PROBLEM TO SOLVE - Pull out the full text about Our Lady of Beauraing shown below and reproduce it word for word, from its first line to its last.

TEXT SEGMENT -
============================================================
Our Lady of the Golden Heart

Our Lady of Beauraing

BEAURAING, 1932: DO YOU LOVE MY SON?

Mary’s appearance to 5 children in Beauraing, Belgium, in November and December of 1932 has always fascinated us.  There are so many aspects of the visit from Our Heavenly Lady that we don’t quite understand.  But we know there was a need for Mary to come to our aid in this place at this time.  Nothing is by coincidence with her.  Every time she comes to us in an apparition, she has to upset the balance of nature, break through the dimension separating Heaven and earth, just to make contact with us.  Then she has to condition the minds of the seers and us, the people for whom she comes to earth, to accept the supernatural, that which cannot be explained.
============================================================
DATASET SECTION -
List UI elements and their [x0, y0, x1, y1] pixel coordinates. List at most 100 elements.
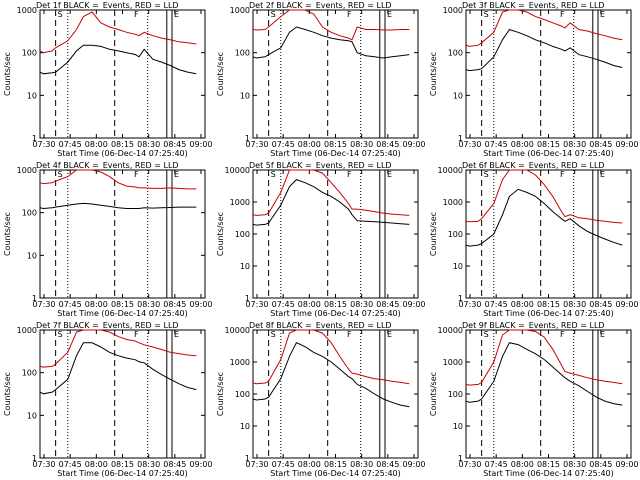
============================================================
CORRECT RESPONSE -
Our Lady of the Golden Heart

Our Lady of Beauraing

BEAURAING, 1932: DO YOU LOVE MY SON?

Mary’s appearance to 5 children in Beauraing, Belgium, in November and December of 1932 has always fascinated us.  There are so many aspects of the visit from Our Heavenly Lady that we don’t quite understand.  But we know there was a need for Mary to come to our aid in this place at this time.  Nothing is by coincidence with her.  Every time she comes to us in an apparition, she has to upset the balance of nature, break through the dimension separating Heaven and earth, just to make contact with us.  Then she has to condition the minds of the seers and us, the people for whom she comes to earth, to accept the supernatural, that which cannot be explained.